- _WHAT IS EXPECTED_
Copy out the listing below line for line, with no changes.

- _RECORDS SHOWN_
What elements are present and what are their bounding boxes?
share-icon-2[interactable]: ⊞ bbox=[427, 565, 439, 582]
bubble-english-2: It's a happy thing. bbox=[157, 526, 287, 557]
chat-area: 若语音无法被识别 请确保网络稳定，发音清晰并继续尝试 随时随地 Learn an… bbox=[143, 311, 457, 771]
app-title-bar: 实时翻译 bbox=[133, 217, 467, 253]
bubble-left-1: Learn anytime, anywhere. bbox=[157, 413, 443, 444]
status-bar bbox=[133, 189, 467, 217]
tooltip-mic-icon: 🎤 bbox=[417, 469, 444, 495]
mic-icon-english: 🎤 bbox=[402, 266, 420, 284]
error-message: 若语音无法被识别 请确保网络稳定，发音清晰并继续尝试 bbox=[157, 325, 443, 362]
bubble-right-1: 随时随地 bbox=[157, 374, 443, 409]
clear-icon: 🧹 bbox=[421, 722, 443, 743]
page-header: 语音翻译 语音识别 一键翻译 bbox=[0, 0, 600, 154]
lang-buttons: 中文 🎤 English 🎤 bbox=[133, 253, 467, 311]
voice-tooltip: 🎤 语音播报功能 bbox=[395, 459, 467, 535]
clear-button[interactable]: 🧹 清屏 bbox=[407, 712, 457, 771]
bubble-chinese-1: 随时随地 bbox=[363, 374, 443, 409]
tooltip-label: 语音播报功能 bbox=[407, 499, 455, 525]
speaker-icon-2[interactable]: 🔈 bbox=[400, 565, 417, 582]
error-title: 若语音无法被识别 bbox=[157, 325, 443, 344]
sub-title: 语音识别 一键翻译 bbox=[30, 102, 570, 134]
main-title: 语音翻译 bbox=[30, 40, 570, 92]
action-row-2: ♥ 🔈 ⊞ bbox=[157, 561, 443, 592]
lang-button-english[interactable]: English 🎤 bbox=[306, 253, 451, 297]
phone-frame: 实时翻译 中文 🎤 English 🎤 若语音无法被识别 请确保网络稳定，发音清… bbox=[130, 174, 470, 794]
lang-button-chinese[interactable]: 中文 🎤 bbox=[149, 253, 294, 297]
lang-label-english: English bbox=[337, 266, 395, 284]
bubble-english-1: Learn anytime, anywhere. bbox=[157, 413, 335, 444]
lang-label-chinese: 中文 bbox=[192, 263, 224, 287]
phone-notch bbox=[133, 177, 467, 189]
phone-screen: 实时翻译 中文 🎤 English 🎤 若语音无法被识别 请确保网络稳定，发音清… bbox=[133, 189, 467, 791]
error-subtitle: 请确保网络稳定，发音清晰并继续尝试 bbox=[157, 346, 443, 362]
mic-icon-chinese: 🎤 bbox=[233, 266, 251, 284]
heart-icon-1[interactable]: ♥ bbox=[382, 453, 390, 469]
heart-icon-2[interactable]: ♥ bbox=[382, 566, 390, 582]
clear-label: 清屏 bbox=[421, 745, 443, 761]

- _CORRECT OUTPUT_
What elements are present and what are their bounding boxes?
share-icon-2[interactable]: ⊞ bbox=[427, 565, 439, 582]
bubble-english-2: It's a happy thing. bbox=[157, 526, 287, 557]
chat-area: 若语音无法被识别 请确保网络稳定，发音清晰并继续尝试 随时随地 Learn an… bbox=[143, 311, 457, 771]
app-title-bar: 实时翻译 bbox=[133, 217, 467, 253]
bubble-left-1: Learn anytime, anywhere. bbox=[157, 413, 443, 444]
status-bar bbox=[133, 189, 467, 217]
tooltip-mic-icon: 🎤 bbox=[417, 469, 444, 495]
mic-icon-english: 🎤 bbox=[402, 266, 420, 284]
error-message: 若语音无法被识别 请确保网络稳定，发音清晰并继续尝试 bbox=[157, 325, 443, 362]
bubble-right-1: 随时随地 bbox=[157, 374, 443, 409]
clear-icon: 🧹 bbox=[421, 722, 443, 743]
page-header: 语音翻译 语音识别 一键翻译 bbox=[0, 0, 600, 154]
lang-buttons: 中文 🎤 English 🎤 bbox=[133, 253, 467, 311]
voice-tooltip: 🎤 语音播报功能 bbox=[395, 459, 467, 535]
clear-button[interactable]: 🧹 清屏 bbox=[407, 712, 457, 771]
bubble-chinese-1: 随时随地 bbox=[363, 374, 443, 409]
tooltip-label: 语音播报功能 bbox=[407, 499, 455, 525]
speaker-icon-2[interactable]: 🔈 bbox=[400, 565, 417, 582]
error-title: 若语音无法被识别 bbox=[157, 325, 443, 344]
sub-title: 语音识别 一键翻译 bbox=[30, 102, 570, 134]
main-title: 语音翻译 bbox=[30, 40, 570, 92]
action-row-2: ♥ 🔈 ⊞ bbox=[157, 561, 443, 592]
lang-button-english[interactable]: English 🎤 bbox=[306, 253, 451, 297]
phone-frame: 实时翻译 中文 🎤 English 🎤 若语音无法被识别 请确保网络稳定，发音清… bbox=[130, 174, 470, 794]
lang-button-chinese[interactable]: 中文 🎤 bbox=[149, 253, 294, 297]
lang-label-english: English bbox=[337, 266, 395, 284]
bubble-english-1: Learn anytime, anywhere. bbox=[157, 413, 335, 444]
lang-label-chinese: 中文 bbox=[192, 263, 224, 287]
phone-notch bbox=[133, 177, 467, 189]
phone-screen: 实时翻译 中文 🎤 English 🎤 若语音无法被识别 请确保网络稳定，发音清… bbox=[133, 189, 467, 791]
error-subtitle: 请确保网络稳定，发音清晰并继续尝试 bbox=[157, 346, 443, 362]
mic-icon-chinese: 🎤 bbox=[233, 266, 251, 284]
heart-icon-1[interactable]: ♥ bbox=[382, 453, 390, 469]
heart-icon-2[interactable]: ♥ bbox=[382, 566, 390, 582]
clear-label: 清屏 bbox=[421, 745, 443, 761]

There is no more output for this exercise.